◆ **SOURCE DATA**:
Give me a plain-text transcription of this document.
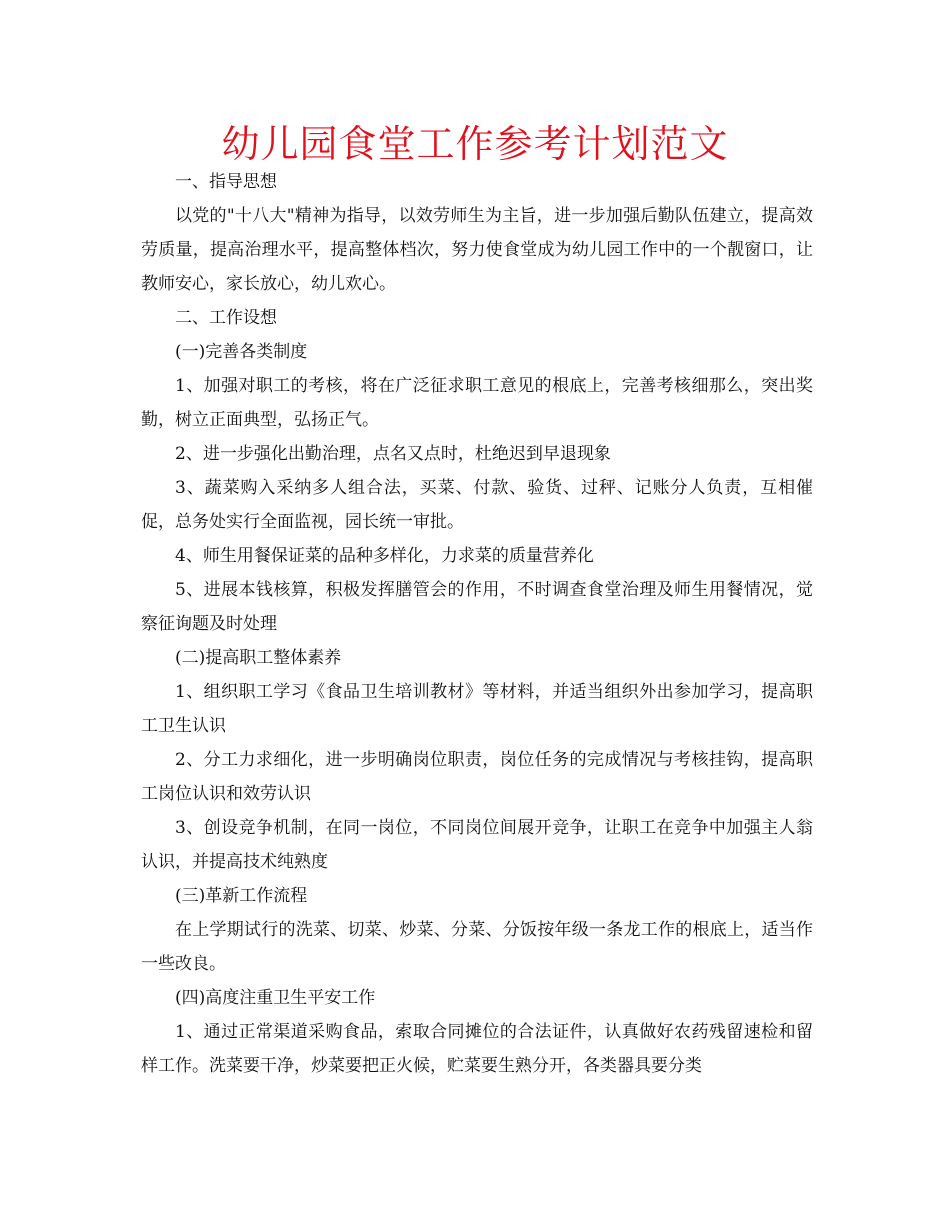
幼儿园食堂工作参考计划范文

一、指导思想

以党的"十八大"精神为指导，以效劳师生为主旨，进一步加强后勤队伍建立，提高效劳质量，提高治理水平，提高整体档次，努力使食堂成为幼儿园工作中的一个靓窗口，让教师安心，家长放心，幼儿欢心。

二、工作设想

(一)完善各类制度

1、加强对职工的考核，将在广泛征求职工意见的根底上，完善考核细那么，突出奖勤，树立正面典型，弘扬正气。

2、进一步强化出勤治理，点名又点时，杜绝迟到早退现象

3、蔬菜购入采纳多人组合法，买菜、付款、验货、过秤、记账分人负责，互相催促，总务处实行全面监视，园长统一审批。

4、师生用餐保证菜的品种多样化，力求菜的质量营养化

5、进展本钱核算，积极发挥膳管会的作用，不时调查食堂治理及师生用餐情况，觉察征询题及时处理

(二)提高职工整体素养

1、组织职工学习《食品卫生培训教材》等材料，并适当组织外出参加学习，提高职工卫生认识

2、分工力求细化，进一步明确岗位职责，岗位任务的完成情况与考核挂钩，提高职工岗位认识和效劳认识

3、创设竞争机制，在同一岗位，不同岗位间展开竞争，让职工在竞争中加强主人翁认识，并提高技术纯熟度

(三)革新工作流程

在上学期试行的洗菜、切菜、炒菜、分菜、分饭按年级一条龙工作的根底上，适当作一些改良。

(四)高度注重卫生平安工作

1、通过正常渠道采购食品，索取合同摊位的合法证件，认真做好农药残留速检和留样工作。洗菜要干净，炒菜要把正火候，贮菜要生熟分开，各类器具要分类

◆ **EXERCISE**: Transcribe the material exactly, keeping every word and none of the pictures.

◆ **WRITTEN SOLUTION**:
Give me a plain-text transcription of this document.
幼儿园食堂工作参考计划范文

一、指导思想

以党的"十八大"精神为指导，以效劳师生为主旨，进一步加强后勤队伍建立，提高效劳质量，提高治理水平，提高整体档次，努力使食堂成为幼儿园工作中的一个靓窗口，让教师安心，家长放心，幼儿欢心。

二、工作设想

(一)完善各类制度

1、加强对职工的考核，将在广泛征求职工意见的根底上，完善考核细那么，突出奖勤，树立正面典型，弘扬正气。

2、进一步强化出勤治理，点名又点时，杜绝迟到早退现象

3、蔬菜购入采纳多人组合法，买菜、付款、验货、过秤、记账分人负责，互相催促，总务处实行全面监视，园长统一审批。

4、师生用餐保证菜的品种多样化，力求菜的质量营养化

5、进展本钱核算，积极发挥膳管会的作用，不时调查食堂治理及师生用餐情况，觉察征询题及时处理

(二)提高职工整体素养

1、组织职工学习《食品卫生培训教材》等材料，并适当组织外出参加学习，提高职工卫生认识

2、分工力求细化，进一步明确岗位职责，岗位任务的完成情况与考核挂钩，提高职工岗位认识和效劳认识

3、创设竞争机制，在同一岗位，不同岗位间展开竞争，让职工在竞争中加强主人翁认识，并提高技术纯熟度

(三)革新工作流程

在上学期试行的洗菜、切菜、炒菜、分菜、分饭按年级一条龙工作的根底上，适当作一些改良。

(四)高度注重卫生平安工作

1、通过正常渠道采购食品，索取合同摊位的合法证件，认真做好农药残留速检和留样工作。洗菜要干净，炒菜要把正火候，贮菜要生熟分开，各类器具要分类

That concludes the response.